Records for processing:
........

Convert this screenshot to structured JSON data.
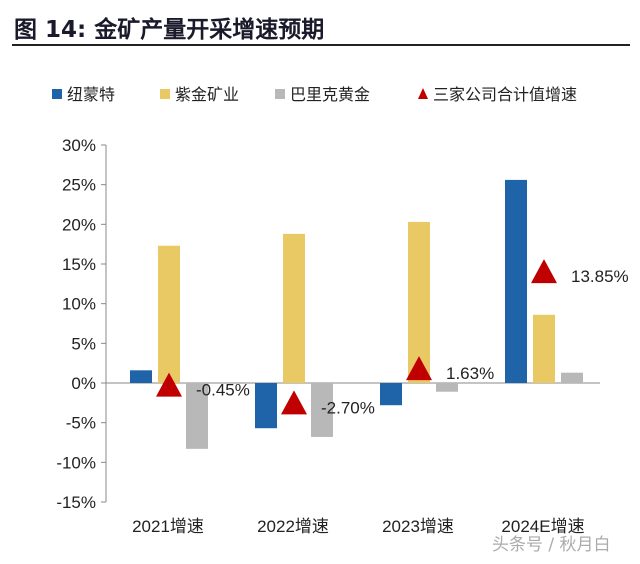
{
  "title": "图 14: 金矿产量开采增速预期",
  "watermark": "头条号 / 秋月白",
  "chart_data": {
    "type": "bar",
    "categories": [
      "2021增速",
      "2022增速",
      "2023增速",
      "2024E增速"
    ],
    "ylim": [
      -15,
      30
    ],
    "yticks": [
      "-15%",
      "-10%",
      "-5%",
      "0%",
      "5%",
      "10%",
      "15%",
      "20%",
      "25%",
      "30%"
    ],
    "ytick_values": [
      -15,
      -10,
      -5,
      0,
      5,
      10,
      15,
      20,
      25,
      30
    ],
    "grid": false,
    "legend": "top",
    "series": [
      {
        "name": "纽蒙特",
        "type": "bar",
        "color": "#1f64a8",
        "values": [
          1.6,
          -5.7,
          -2.8,
          25.6
        ]
      },
      {
        "name": "紫金矿业",
        "type": "bar",
        "color": "#e8c964",
        "values": [
          17.3,
          18.8,
          20.3,
          8.6
        ]
      },
      {
        "name": "巴里克黄金",
        "type": "bar",
        "color": "#b8b8b8",
        "values": [
          -8.3,
          -6.8,
          -1.1,
          1.3
        ]
      },
      {
        "name": "三家公司合计值增速",
        "type": "marker",
        "color": "#c00000",
        "values": [
          -0.45,
          -2.7,
          1.63,
          13.85
        ],
        "labels": [
          "-0.45%",
          "-2.70%",
          "1.63%",
          "13.85%"
        ]
      }
    ]
  }
}
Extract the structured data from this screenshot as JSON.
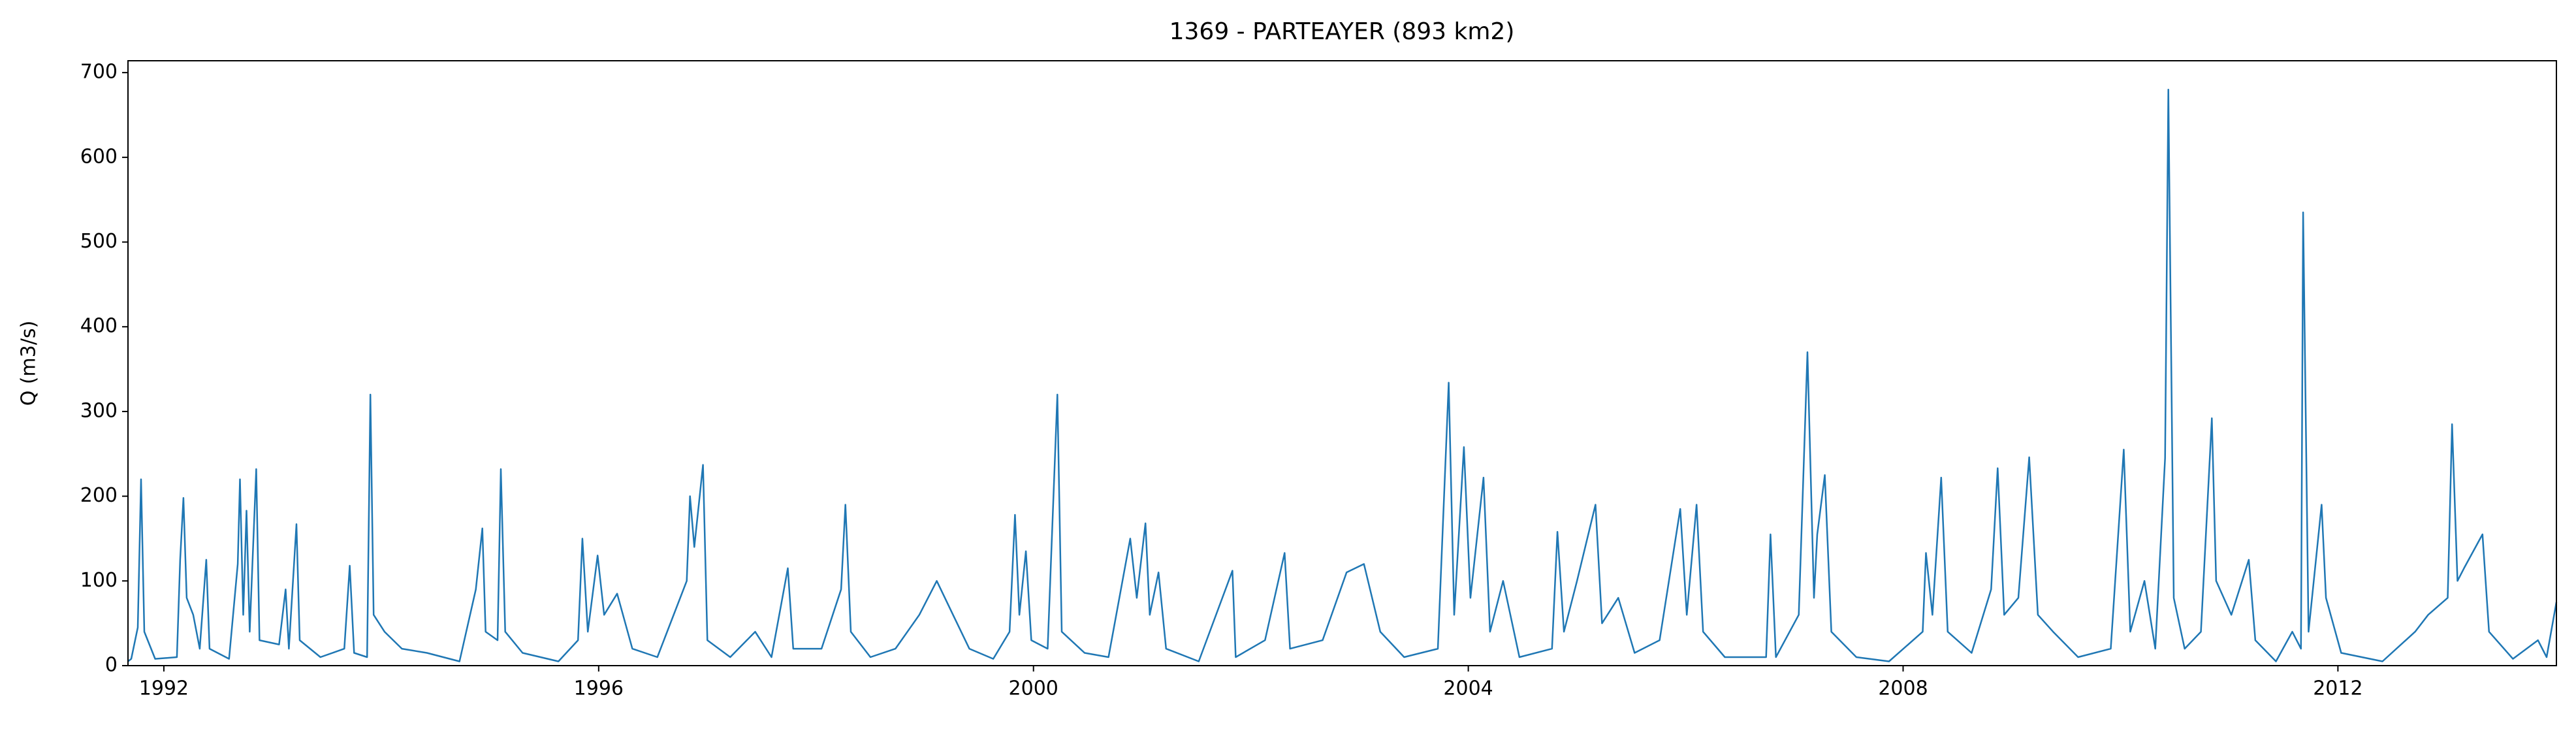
{
  "chart_data": {
    "type": "line",
    "title": "1369 - PARTEAYER (893 km2)",
    "y_label": "Q (m3/s)",
    "xlim": [
      1991.67,
      2014.01
    ],
    "xticks": [
      1992,
      1996,
      2000,
      2004,
      2008,
      2012
    ],
    "ylim": [
      0,
      714
    ],
    "yticks": [
      0,
      100,
      200,
      300,
      400,
      500,
      600,
      700
    ],
    "series": [
      {
        "color": "#1f77b4",
        "x": [
          1991.67,
          1991.7,
          1991.76,
          1991.79,
          1991.82,
          1991.92,
          1992.12,
          1992.15,
          1992.18,
          1992.21,
          1992.27,
          1992.33,
          1992.39,
          1992.42,
          1992.6,
          1992.68,
          1992.7,
          1992.73,
          1992.76,
          1992.79,
          1992.85,
          1992.88,
          1993.06,
          1993.12,
          1993.15,
          1993.22,
          1993.25,
          1993.44,
          1993.66,
          1993.71,
          1993.75,
          1993.87,
          1993.9,
          1993.93,
          1994.03,
          1994.19,
          1994.42,
          1994.72,
          1994.87,
          1994.93,
          1994.96,
          1995.07,
          1995.1,
          1995.14,
          1995.3,
          1995.63,
          1995.81,
          1995.85,
          1995.9,
          1995.99,
          1996.05,
          1996.17,
          1996.31,
          1996.54,
          1996.81,
          1996.84,
          1996.88,
          1996.96,
          1997.0,
          1997.21,
          1997.44,
          1997.59,
          1997.74,
          1997.79,
          1998.05,
          1998.23,
          1998.27,
          1998.32,
          1998.5,
          1998.73,
          1998.95,
          1999.11,
          1999.26,
          1999.41,
          1999.63,
          1999.78,
          1999.83,
          1999.87,
          1999.93,
          1999.98,
          2000.13,
          2000.22,
          2000.26,
          2000.47,
          2000.69,
          2000.89,
          2000.95,
          2001.03,
          2001.07,
          2001.15,
          2001.22,
          2001.52,
          2001.83,
          2001.86,
          2002.13,
          2002.31,
          2002.36,
          2002.66,
          2002.88,
          2003.04,
          2003.19,
          2003.41,
          2003.72,
          2003.82,
          2003.87,
          2003.96,
          2004.02,
          2004.14,
          2004.2,
          2004.32,
          2004.47,
          2004.77,
          2004.82,
          2004.88,
          2005.0,
          2005.17,
          2005.23,
          2005.38,
          2005.53,
          2005.76,
          2005.95,
          2006.01,
          2006.1,
          2006.16,
          2006.36,
          2006.74,
          2006.78,
          2006.83,
          2007.04,
          2007.12,
          2007.18,
          2007.21,
          2007.28,
          2007.34,
          2007.57,
          2007.87,
          2008.18,
          2008.21,
          2008.27,
          2008.35,
          2008.41,
          2008.63,
          2008.81,
          2008.87,
          2008.93,
          2009.06,
          2009.16,
          2009.24,
          2009.38,
          2009.61,
          2009.91,
          2010.03,
          2010.09,
          2010.22,
          2010.32,
          2010.41,
          2010.44,
          2010.49,
          2010.59,
          2010.74,
          2010.84,
          2010.88,
          2011.02,
          2011.18,
          2011.24,
          2011.43,
          2011.58,
          2011.66,
          2011.68,
          2011.73,
          2011.85,
          2011.89,
          2012.03,
          2012.41,
          2012.71,
          2012.83,
          2013.01,
          2013.05,
          2013.1,
          2013.16,
          2013.33,
          2013.39,
          2013.61,
          2013.84,
          2013.92,
          2014.01
        ],
        "values": [
          5,
          8,
          45,
          220,
          40,
          8,
          10,
          125,
          198,
          80,
          60,
          20,
          125,
          20,
          8,
          120,
          220,
          60,
          183,
          40,
          232,
          30,
          25,
          90,
          20,
          167,
          30,
          10,
          20,
          118,
          15,
          10,
          320,
          60,
          40,
          20,
          15,
          5,
          90,
          162,
          40,
          30,
          232,
          40,
          15,
          5,
          30,
          150,
          40,
          130,
          60,
          85,
          20,
          10,
          100,
          200,
          140,
          237,
          30,
          10,
          40,
          10,
          115,
          20,
          20,
          90,
          190,
          40,
          10,
          20,
          60,
          100,
          60,
          20,
          8,
          40,
          178,
          60,
          135,
          30,
          20,
          320,
          40,
          15,
          10,
          150,
          80,
          168,
          60,
          110,
          20,
          5,
          112,
          10,
          30,
          133,
          20,
          30,
          110,
          120,
          40,
          10,
          20,
          334,
          60,
          258,
          80,
          222,
          40,
          100,
          10,
          20,
          158,
          40,
          100,
          190,
          50,
          80,
          15,
          30,
          185,
          60,
          190,
          40,
          10,
          10,
          155,
          10,
          60,
          370,
          80,
          155,
          225,
          40,
          10,
          5,
          40,
          133,
          60,
          222,
          40,
          15,
          90,
          233,
          60,
          80,
          246,
          60,
          40,
          10,
          20,
          255,
          40,
          100,
          20,
          245,
          680,
          80,
          20,
          40,
          292,
          100,
          60,
          125,
          30,
          5,
          40,
          20,
          535,
          40,
          190,
          80,
          15,
          5,
          40,
          60,
          80,
          285,
          100,
          115,
          155,
          40,
          8,
          30,
          10,
          75
        ]
      }
    ]
  }
}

........

Your goal:
Without the pictures, repeat all the records word for word.

Completed exercise:
Convert this screenshot to structured JSON data.
{
  "title": "图 14: 金矿产量开采增速预期",
  "watermark": "头条号 / 秋月白",
  "chart_data": {
    "type": "bar",
    "categories": [
      "2021增速",
      "2022增速",
      "2023增速",
      "2024E增速"
    ],
    "ylim": [
      -15,
      30
    ],
    "yticks": [
      "-15%",
      "-10%",
      "-5%",
      "0%",
      "5%",
      "10%",
      "15%",
      "20%",
      "25%",
      "30%"
    ],
    "ytick_values": [
      -15,
      -10,
      -5,
      0,
      5,
      10,
      15,
      20,
      25,
      30
    ],
    "grid": false,
    "legend": "top",
    "series": [
      {
        "name": "纽蒙特",
        "type": "bar",
        "color": "#1f64a8",
        "values": [
          1.6,
          -5.7,
          -2.8,
          25.6
        ]
      },
      {
        "name": "紫金矿业",
        "type": "bar",
        "color": "#e8c964",
        "values": [
          17.3,
          18.8,
          20.3,
          8.6
        ]
      },
      {
        "name": "巴里克黄金",
        "type": "bar",
        "color": "#b8b8b8",
        "values": [
          -8.3,
          -6.8,
          -1.1,
          1.3
        ]
      },
      {
        "name": "三家公司合计值增速",
        "type": "marker",
        "color": "#c00000",
        "values": [
          -0.45,
          -2.7,
          1.63,
          13.85
        ],
        "labels": [
          "-0.45%",
          "-2.70%",
          "1.63%",
          "13.85%"
        ]
      }
    ]
  }
}
Extract the structured data from this screenshot as JSON.
{
  "chart_data": {
    "type": "line",
    "title": "1369 - PARTEAYER (893 km2)",
    "y_label": "Q (m3/s)",
    "xlim": [
      1991.67,
      2014.01
    ],
    "xticks": [
      1992,
      1996,
      2000,
      2004,
      2008,
      2012
    ],
    "ylim": [
      0,
      714
    ],
    "yticks": [
      0,
      100,
      200,
      300,
      400,
      500,
      600,
      700
    ],
    "series": [
      {
        "color": "#1f77b4",
        "x": [
          1991.67,
          1991.7,
          1991.76,
          1991.79,
          1991.82,
          1991.92,
          1992.12,
          1992.15,
          1992.18,
          1992.21,
          1992.27,
          1992.33,
          1992.39,
          1992.42,
          1992.6,
          1992.68,
          1992.7,
          1992.73,
          1992.76,
          1992.79,
          1992.85,
          1992.88,
          1993.06,
          1993.12,
          1993.15,
          1993.22,
          1993.25,
          1993.44,
          1993.66,
          1993.71,
          1993.75,
          1993.87,
          1993.9,
          1993.93,
          1994.03,
          1994.19,
          1994.42,
          1994.72,
          1994.87,
          1994.93,
          1994.96,
          1995.07,
          1995.1,
          1995.14,
          1995.3,
          1995.63,
          1995.81,
          1995.85,
          1995.9,
          1995.99,
          1996.05,
          1996.17,
          1996.31,
          1996.54,
          1996.81,
          1996.84,
          1996.88,
          1996.96,
          1997.0,
          1997.21,
          1997.44,
          1997.59,
          1997.74,
          1997.79,
          1998.05,
          1998.23,
          1998.27,
          1998.32,
          1998.5,
          1998.73,
          1998.95,
          1999.11,
          1999.26,
          1999.41,
          1999.63,
          1999.78,
          1999.83,
          1999.87,
          1999.93,
          1999.98,
          2000.13,
          2000.22,
          2000.26,
          2000.47,
          2000.69,
          2000.89,
          2000.95,
          2001.03,
          2001.07,
          2001.15,
          2001.22,
          2001.52,
          2001.83,
          2001.86,
          2002.13,
          2002.31,
          2002.36,
          2002.66,
          2002.88,
          2003.04,
          2003.19,
          2003.41,
          2003.72,
          2003.82,
          2003.87,
          2003.96,
          2004.02,
          2004.14,
          2004.2,
          2004.32,
          2004.47,
          2004.77,
          2004.82,
          2004.88,
          2005.0,
          2005.17,
          2005.23,
          2005.38,
          2005.53,
          2005.76,
          2005.95,
          2006.01,
          2006.1,
          2006.16,
          2006.36,
          2006.74,
          2006.78,
          2006.83,
          2007.04,
          2007.12,
          2007.18,
          2007.21,
          2007.28,
          2007.34,
          2007.57,
          2007.87,
          2008.18,
          2008.21,
          2008.27,
          2008.35,
          2008.41,
          2008.63,
          2008.81,
          2008.87,
          2008.93,
          2009.06,
          2009.16,
          2009.24,
          2009.38,
          2009.61,
          2009.91,
          2010.03,
          2010.09,
          2010.22,
          2010.32,
          2010.41,
          2010.44,
          2010.49,
          2010.59,
          2010.74,
          2010.84,
          2010.88,
          2011.02,
          2011.18,
          2011.24,
          2011.43,
          2011.58,
          2011.66,
          2011.68,
          2011.73,
          2011.85,
          2011.89,
          2012.03,
          2012.41,
          2012.71,
          2012.83,
          2013.01,
          2013.05,
          2013.1,
          2013.16,
          2013.33,
          2013.39,
          2013.61,
          2013.84,
          2013.92,
          2014.01
        ],
        "values": [
          5,
          8,
          45,
          220,
          40,
          8,
          10,
          125,
          198,
          80,
          60,
          20,
          125,
          20,
          8,
          120,
          220,
          60,
          183,
          40,
          232,
          30,
          25,
          90,
          20,
          167,
          30,
          10,
          20,
          118,
          15,
          10,
          320,
          60,
          40,
          20,
          15,
          5,
          90,
          162,
          40,
          30,
          232,
          40,
          15,
          5,
          30,
          150,
          40,
          130,
          60,
          85,
          20,
          10,
          100,
          200,
          140,
          237,
          30,
          10,
          40,
          10,
          115,
          20,
          20,
          90,
          190,
          40,
          10,
          20,
          60,
          100,
          60,
          20,
          8,
          40,
          178,
          60,
          135,
          30,
          20,
          320,
          40,
          15,
          10,
          150,
          80,
          168,
          60,
          110,
          20,
          5,
          112,
          10,
          30,
          133,
          20,
          30,
          110,
          120,
          40,
          10,
          20,
          334,
          60,
          258,
          80,
          222,
          40,
          100,
          10,
          20,
          158,
          40,
          100,
          190,
          50,
          80,
          15,
          30,
          185,
          60,
          190,
          40,
          10,
          10,
          155,
          10,
          60,
          370,
          80,
          155,
          225,
          40,
          10,
          5,
          40,
          133,
          60,
          222,
          40,
          15,
          90,
          233,
          60,
          80,
          246,
          60,
          40,
          10,
          20,
          255,
          40,
          100,
          20,
          245,
          680,
          80,
          20,
          40,
          292,
          100,
          60,
          125,
          30,
          5,
          40,
          20,
          535,
          40,
          190,
          80,
          15,
          5,
          40,
          60,
          80,
          285,
          100,
          115,
          155,
          40,
          8,
          30,
          10,
          75
        ]
      }
    ]
  }
}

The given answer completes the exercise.